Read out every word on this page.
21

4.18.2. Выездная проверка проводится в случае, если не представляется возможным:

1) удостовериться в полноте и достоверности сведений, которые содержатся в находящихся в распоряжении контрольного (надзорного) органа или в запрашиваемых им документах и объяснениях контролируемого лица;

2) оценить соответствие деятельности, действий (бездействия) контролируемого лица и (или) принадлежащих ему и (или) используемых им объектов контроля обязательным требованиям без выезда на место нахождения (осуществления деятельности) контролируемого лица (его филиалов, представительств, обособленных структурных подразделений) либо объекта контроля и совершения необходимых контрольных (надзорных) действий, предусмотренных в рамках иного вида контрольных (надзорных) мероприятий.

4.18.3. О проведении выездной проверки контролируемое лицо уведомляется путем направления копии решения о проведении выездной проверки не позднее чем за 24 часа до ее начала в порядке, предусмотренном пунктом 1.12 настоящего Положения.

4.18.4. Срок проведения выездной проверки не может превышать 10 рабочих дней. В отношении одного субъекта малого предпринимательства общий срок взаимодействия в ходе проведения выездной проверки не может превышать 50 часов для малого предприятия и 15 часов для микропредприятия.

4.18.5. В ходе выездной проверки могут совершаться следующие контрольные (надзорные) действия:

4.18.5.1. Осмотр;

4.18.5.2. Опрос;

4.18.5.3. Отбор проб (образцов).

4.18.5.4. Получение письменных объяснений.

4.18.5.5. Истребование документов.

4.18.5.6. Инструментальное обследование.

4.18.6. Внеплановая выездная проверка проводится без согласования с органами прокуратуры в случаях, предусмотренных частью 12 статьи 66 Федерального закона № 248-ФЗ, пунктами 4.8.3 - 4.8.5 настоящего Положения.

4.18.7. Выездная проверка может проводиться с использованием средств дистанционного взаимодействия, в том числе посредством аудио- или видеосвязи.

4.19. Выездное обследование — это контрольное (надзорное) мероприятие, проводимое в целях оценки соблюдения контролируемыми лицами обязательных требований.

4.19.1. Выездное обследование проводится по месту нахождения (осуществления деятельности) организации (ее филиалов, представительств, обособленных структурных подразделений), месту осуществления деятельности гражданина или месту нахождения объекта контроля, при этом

========================================================================

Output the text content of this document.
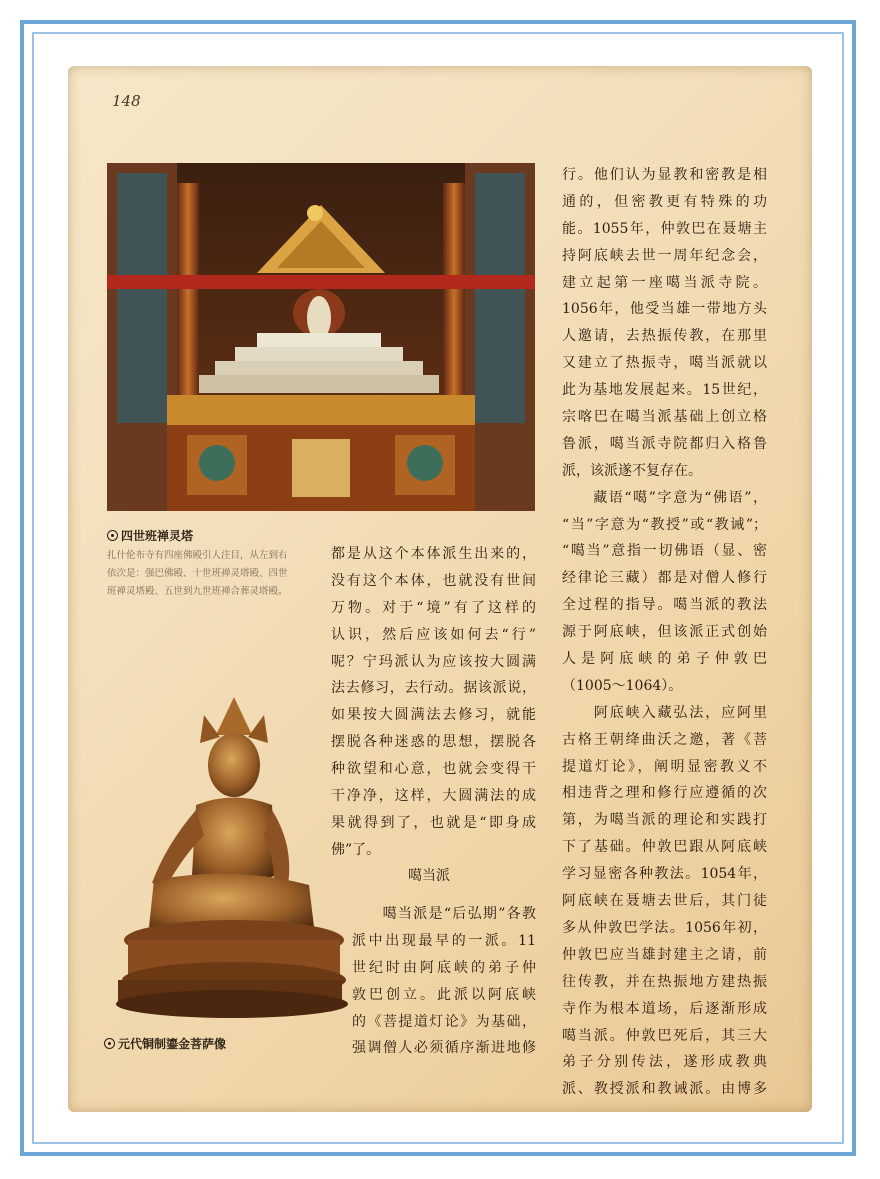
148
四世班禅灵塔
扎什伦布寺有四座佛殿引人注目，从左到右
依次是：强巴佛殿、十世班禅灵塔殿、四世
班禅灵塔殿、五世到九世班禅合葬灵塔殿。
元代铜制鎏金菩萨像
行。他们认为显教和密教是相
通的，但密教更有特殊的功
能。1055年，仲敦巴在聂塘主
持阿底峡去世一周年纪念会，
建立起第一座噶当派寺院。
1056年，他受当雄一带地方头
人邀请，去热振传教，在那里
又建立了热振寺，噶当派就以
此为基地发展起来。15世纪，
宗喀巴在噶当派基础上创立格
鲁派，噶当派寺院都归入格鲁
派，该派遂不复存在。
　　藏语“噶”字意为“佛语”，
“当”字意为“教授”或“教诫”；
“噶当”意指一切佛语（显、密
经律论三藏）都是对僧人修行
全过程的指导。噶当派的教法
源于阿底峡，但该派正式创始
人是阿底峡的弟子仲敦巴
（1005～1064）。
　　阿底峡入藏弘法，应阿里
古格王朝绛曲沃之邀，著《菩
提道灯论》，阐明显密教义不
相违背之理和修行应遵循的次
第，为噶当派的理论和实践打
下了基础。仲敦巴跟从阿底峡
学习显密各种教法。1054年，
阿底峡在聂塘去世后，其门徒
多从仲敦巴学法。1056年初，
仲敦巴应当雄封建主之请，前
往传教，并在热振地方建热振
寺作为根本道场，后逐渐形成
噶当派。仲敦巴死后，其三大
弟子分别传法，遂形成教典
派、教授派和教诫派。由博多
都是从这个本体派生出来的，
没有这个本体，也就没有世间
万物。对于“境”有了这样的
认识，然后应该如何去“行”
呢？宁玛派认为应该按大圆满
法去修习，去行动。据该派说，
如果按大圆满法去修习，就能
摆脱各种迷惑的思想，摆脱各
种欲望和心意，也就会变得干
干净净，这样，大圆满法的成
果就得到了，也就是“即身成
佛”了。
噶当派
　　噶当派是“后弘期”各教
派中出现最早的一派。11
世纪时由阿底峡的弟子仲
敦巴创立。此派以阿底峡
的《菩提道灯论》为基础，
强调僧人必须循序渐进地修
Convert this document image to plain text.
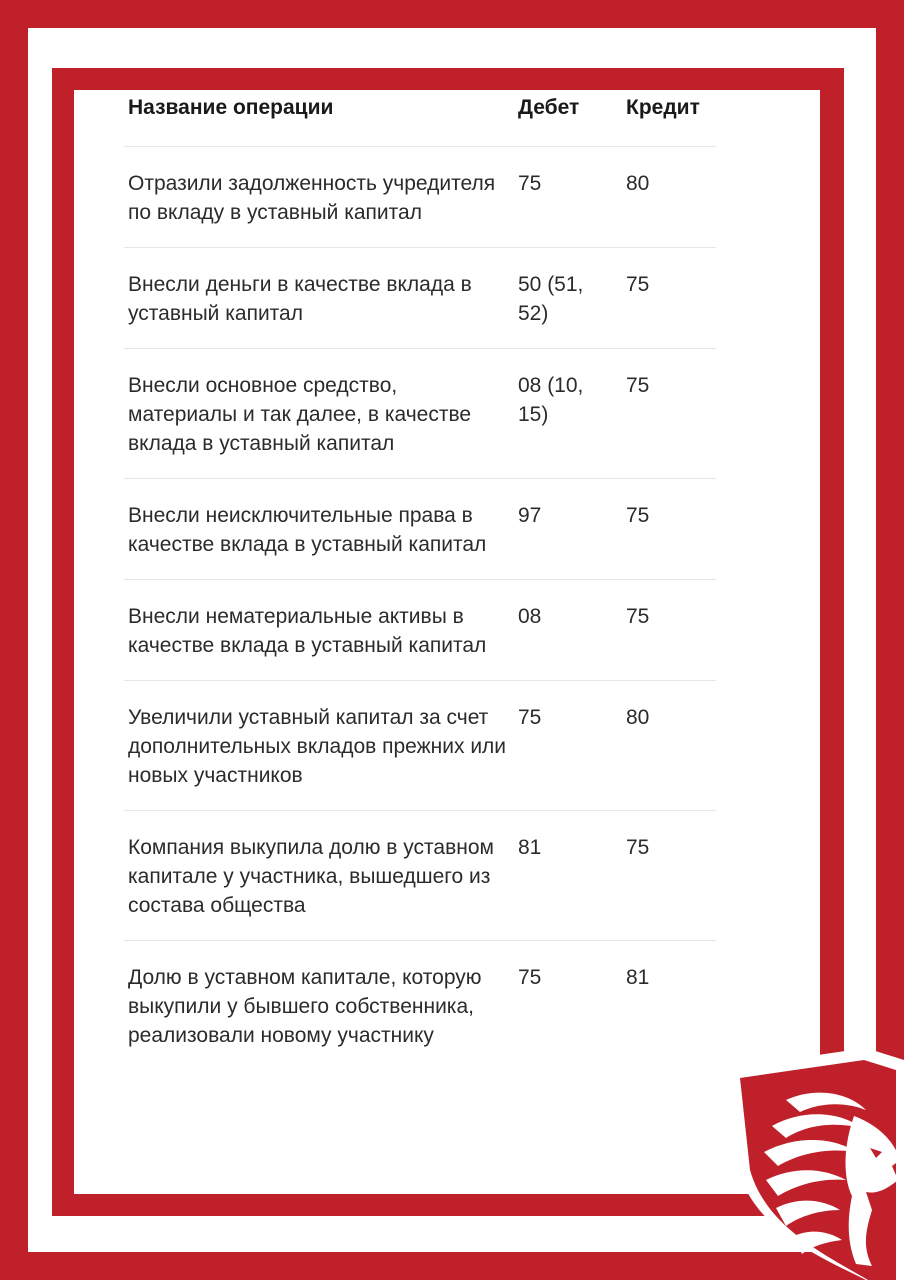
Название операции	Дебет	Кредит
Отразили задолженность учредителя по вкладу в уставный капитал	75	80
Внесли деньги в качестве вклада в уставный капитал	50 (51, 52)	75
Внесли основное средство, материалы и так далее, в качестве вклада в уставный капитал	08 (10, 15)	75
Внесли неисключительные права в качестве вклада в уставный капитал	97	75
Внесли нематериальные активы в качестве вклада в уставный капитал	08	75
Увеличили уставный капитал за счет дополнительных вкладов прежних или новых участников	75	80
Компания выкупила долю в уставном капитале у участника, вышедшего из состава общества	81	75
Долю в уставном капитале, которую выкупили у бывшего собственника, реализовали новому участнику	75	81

========================================================================

- _Your objective_
Find all the lines containing "может" in the material, then copy them.

- _Output_
4.18.4. Срок проведения выездной проверки не может превышать 10 рабочих дней. В отношении одного субъекта малого предпринимательства общий срок взаимодействия в ходе проведения выездной проверки не может превышать 50 часов для малого предприятия и 15 часов для микропредприятия.
4.18.7. Выездная проверка может проводиться с использованием средств дистанционного взаимодействия, в том числе посредством аудио- или видеосвязи.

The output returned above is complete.